(Dataset entries)
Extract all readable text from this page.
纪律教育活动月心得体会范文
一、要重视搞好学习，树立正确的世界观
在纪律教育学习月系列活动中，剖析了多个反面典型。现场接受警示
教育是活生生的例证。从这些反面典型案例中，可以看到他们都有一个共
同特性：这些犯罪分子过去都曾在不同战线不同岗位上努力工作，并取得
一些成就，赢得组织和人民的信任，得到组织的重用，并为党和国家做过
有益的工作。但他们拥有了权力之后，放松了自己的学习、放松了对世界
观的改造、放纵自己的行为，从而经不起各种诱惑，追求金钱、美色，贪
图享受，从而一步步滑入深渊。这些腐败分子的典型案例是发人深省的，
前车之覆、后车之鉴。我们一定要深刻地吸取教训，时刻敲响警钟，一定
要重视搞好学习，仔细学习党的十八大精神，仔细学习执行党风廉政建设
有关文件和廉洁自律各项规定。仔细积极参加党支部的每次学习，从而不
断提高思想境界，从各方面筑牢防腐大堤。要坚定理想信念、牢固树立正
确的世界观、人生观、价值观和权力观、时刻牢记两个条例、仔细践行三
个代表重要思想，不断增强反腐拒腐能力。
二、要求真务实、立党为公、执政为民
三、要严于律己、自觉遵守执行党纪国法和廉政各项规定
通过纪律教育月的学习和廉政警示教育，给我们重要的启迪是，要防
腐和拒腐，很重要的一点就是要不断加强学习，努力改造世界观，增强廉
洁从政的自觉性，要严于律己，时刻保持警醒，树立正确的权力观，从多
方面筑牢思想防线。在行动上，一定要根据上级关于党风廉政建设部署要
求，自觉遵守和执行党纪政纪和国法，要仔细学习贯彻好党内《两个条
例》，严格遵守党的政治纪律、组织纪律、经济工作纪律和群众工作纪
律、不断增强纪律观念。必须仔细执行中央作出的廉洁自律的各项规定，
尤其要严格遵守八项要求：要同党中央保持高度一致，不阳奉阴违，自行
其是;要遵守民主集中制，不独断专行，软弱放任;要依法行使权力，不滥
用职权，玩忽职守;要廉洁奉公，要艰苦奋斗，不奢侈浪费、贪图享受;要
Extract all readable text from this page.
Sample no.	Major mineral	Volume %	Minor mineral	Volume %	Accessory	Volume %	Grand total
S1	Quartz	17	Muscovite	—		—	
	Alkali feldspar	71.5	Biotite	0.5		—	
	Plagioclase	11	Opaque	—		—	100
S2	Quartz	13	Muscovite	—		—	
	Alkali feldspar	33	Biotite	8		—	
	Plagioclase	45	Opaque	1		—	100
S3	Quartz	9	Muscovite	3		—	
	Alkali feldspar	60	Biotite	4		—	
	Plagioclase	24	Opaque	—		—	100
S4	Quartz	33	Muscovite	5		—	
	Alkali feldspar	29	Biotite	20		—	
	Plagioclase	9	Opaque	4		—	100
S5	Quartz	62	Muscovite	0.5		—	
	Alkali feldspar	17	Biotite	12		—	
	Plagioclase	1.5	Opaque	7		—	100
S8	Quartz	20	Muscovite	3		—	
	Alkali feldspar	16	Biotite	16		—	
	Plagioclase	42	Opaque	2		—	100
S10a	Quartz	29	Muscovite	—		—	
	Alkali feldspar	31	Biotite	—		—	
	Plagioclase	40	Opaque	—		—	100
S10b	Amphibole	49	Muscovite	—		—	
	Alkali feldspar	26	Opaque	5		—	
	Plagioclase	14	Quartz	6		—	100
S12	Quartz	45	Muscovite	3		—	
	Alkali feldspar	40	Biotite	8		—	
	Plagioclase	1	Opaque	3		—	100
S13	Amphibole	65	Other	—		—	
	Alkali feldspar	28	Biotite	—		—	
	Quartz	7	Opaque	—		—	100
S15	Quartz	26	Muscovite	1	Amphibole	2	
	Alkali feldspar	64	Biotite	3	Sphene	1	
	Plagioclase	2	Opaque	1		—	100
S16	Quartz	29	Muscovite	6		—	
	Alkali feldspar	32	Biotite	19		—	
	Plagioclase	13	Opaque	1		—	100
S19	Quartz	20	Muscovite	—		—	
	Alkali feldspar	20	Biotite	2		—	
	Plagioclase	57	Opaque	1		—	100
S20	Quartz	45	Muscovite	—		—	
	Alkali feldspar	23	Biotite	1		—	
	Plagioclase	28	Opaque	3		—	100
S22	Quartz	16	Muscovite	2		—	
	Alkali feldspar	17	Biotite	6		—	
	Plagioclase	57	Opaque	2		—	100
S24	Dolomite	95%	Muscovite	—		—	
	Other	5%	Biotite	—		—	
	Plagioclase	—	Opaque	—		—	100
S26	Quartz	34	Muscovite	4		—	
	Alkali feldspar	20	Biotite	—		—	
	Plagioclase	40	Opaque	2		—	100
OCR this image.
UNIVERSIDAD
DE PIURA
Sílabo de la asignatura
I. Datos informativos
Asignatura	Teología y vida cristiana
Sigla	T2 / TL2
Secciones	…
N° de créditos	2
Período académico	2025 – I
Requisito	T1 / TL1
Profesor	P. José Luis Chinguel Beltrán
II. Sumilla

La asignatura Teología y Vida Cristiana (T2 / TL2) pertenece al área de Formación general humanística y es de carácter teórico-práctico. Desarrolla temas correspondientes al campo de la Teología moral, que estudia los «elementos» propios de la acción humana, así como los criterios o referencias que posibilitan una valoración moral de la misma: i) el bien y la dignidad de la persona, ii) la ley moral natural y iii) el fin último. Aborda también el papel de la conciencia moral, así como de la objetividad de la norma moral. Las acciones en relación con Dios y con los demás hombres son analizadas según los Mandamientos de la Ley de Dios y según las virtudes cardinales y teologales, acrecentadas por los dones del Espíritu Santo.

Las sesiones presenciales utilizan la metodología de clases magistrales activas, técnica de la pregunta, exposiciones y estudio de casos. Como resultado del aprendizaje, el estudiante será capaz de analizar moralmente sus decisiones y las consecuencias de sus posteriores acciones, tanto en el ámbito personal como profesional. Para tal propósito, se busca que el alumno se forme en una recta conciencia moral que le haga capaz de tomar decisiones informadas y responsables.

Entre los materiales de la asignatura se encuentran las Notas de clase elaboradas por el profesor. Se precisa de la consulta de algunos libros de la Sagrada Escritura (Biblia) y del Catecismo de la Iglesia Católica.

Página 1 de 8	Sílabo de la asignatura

## Set exercise
Print the entries exactly. Include every one.

## Written reply
Extract all readable text from this page.
纪律教育活动月心得体会范文
一、要重视搞好学习，树立正确的世界观
在纪律教育学习月系列活动中，剖析了多个反面典型。现场接受警示
教育是活生生的例证。从这些反面典型案例中，可以看到他们都有一个共
同特性：这些犯罪分子过去都曾在不同战线不同岗位上努力工作，并取得
一些成就，赢得组织和人民的信任，得到组织的重用，并为党和国家做过
有益的工作。但他们拥有了权力之后，放松了自己的学习、放松了对世界
观的改造、放纵自己的行为，从而经不起各种诱惑，追求金钱、美色，贪
图享受，从而一步步滑入深渊。这些腐败分子的典型案例是发人深省的，
前车之覆、后车之鉴。我们一定要深刻地吸取教训，时刻敲响警钟，一定
要重视搞好学习，仔细学习党的十八大精神，仔细学习执行党风廉政建设
有关文件和廉洁自律各项规定。仔细积极参加党支部的每次学习，从而不
断提高思想境界，从各方面筑牢防腐大堤。要坚定理想信念、牢固树立正
确的世界观、人生观、价值观和权力观、时刻牢记两个条例、仔细践行三
个代表重要思想，不断增强反腐拒腐能力。
二、要求真务实、立党为公、执政为民
三、要严于律己、自觉遵守执行党纪国法和廉政各项规定
通过纪律教育月的学习和廉政警示教育，给我们重要的启迪是，要防
腐和拒腐，很重要的一点就是要不断加强学习，努力改造世界观，增强廉
洁从政的自觉性，要严于律己，时刻保持警醒，树立正确的权力观，从多
方面筑牢思想防线。在行动上，一定要根据上级关于党风廉政建设部署要
求，自觉遵守和执行党纪政纪和国法，要仔细学习贯彻好党内《两个条
例》，严格遵守党的政治纪律、组织纪律、经济工作纪律和群众工作纪
律、不断增强纪律观念。必须仔细执行中央作出的廉洁自律的各项规定，
尤其要严格遵守八项要求：要同党中央保持高度一致，不阳奉阴违，自行
其是;要遵守民主集中制，不独断专行，软弱放任;要依法行使权力，不滥
用职权，玩忽职守;要廉洁奉公，要艰苦奋斗，不奢侈浪费、贪图享受;要
Extract all readable text from this page.
Sample no.	Major mineral	Volume %	Minor mineral	Volume %	Accessory	Volume %	Grand total
S1	Quartz	17	Muscovite	—		—	
	Alkali feldspar	71.5	Biotite	0.5		—	
	Plagioclase	11	Opaque	—		—	100
S2	Quartz	13	Muscovite	—		—	
	Alkali feldspar	33	Biotite	8		—	
	Plagioclase	45	Opaque	1		—	100
S3	Quartz	9	Muscovite	3		—	
	Alkali feldspar	60	Biotite	4		—	
	Plagioclase	24	Opaque	—		—	100
S4	Quartz	33	Muscovite	5		—	
	Alkali feldspar	29	Biotite	20		—	
	Plagioclase	9	Opaque	4		—	100
S5	Quartz	62	Muscovite	0.5		—	
	Alkali feldspar	17	Biotite	12		—	
	Plagioclase	1.5	Opaque	7		—	100
S8	Quartz	20	Muscovite	3		—	
	Alkali feldspar	16	Biotite	16		—	
	Plagioclase	42	Opaque	2		—	100
S10a	Quartz	29	Muscovite	—		—	
	Alkali feldspar	31	Biotite	—		—	
	Plagioclase	40	Opaque	—		—	100
S10b	Amphibole	49	Muscovite	—		—	
	Alkali feldspar	26	Opaque	5		—	
	Plagioclase	14	Quartz	6		—	100
S12	Quartz	45	Muscovite	3		—	
	Alkali feldspar	40	Biotite	8		—	
	Plagioclase	1	Opaque	3		—	100
S13	Amphibole	65	Other	—		—	
	Alkali feldspar	28	Biotite	—		—	
	Quartz	7	Opaque	—		—	100
S15	Quartz	26	Muscovite	1	Amphibole	2	
	Alkali feldspar	64	Biotite	3	Sphene	1	
	Plagioclase	2	Opaque	1		—	100
S16	Quartz	29	Muscovite	6		—	
	Alkali feldspar	32	Biotite	19		—	
	Plagioclase	13	Opaque	1		—	100
S19	Quartz	20	Muscovite	—		—	
	Alkali feldspar	20	Biotite	2		—	
	Plagioclase	57	Opaque	1		—	100
S20	Quartz	45	Muscovite	—		—	
	Alkali feldspar	23	Biotite	1		—	
	Plagioclase	28	Opaque	3		—	100
S22	Quartz	16	Muscovite	2		—	
	Alkali feldspar	17	Biotite	6		—	
	Plagioclase	57	Opaque	2		—	100
S24	Dolomite	95%	Muscovite	—		—	
	Other	5%	Biotite	—		—	
	Plagioclase	—	Opaque	—		—	100
S26	Quartz	34	Muscovite	4		—	
	Alkali feldspar	20	Biotite	—		—	
	Plagioclase	40	Opaque	2		—	100
OCR this image.
UNIVERSIDAD
DE PIURA
Sílabo de la asignatura
I. Datos informativos
Asignatura	Teología y vida cristiana
Sigla	T2 / TL2
Secciones	…
N° de créditos	2
Período académico	2025 – I
Requisito	T1 / TL1
Profesor	P. José Luis Chinguel Beltrán
II. Sumilla

La asignatura Teología y Vida Cristiana (T2 / TL2) pertenece al área de Formación general humanística y es de carácter teórico-práctico. Desarrolla temas correspondientes al campo de la Teología moral, que estudia los «elementos» propios de la acción humana, así como los criterios o referencias que posibilitan una valoración moral de la misma: i) el bien y la dignidad de la persona, ii) la ley moral natural y iii) el fin último. Aborda también el papel de la conciencia moral, así como de la objetividad de la norma moral. Las acciones en relación con Dios y con los demás hombres son analizadas según los Mandamientos de la Ley de Dios y según las virtudes cardinales y teologales, acrecentadas por los dones del Espíritu Santo.

Las sesiones presenciales utilizan la metodología de clases magistrales activas, técnica de la pregunta, exposiciones y estudio de casos. Como resultado del aprendizaje, el estudiante será capaz de analizar moralmente sus decisiones y las consecuencias de sus posteriores acciones, tanto en el ámbito personal como profesional. Para tal propósito, se busca que el alumno se forme en una recta conciencia moral que le haga capaz de tomar decisiones informadas y responsables.

Entre los materiales de la asignatura se encuentran las Notas de clase elaboradas por el profesor. Se precisa de la consulta de algunos libros de la Sagrada Escritura (Biblia) y del Catecismo de la Iglesia Católica.

Página 1 de 8	Sílabo de la asignatura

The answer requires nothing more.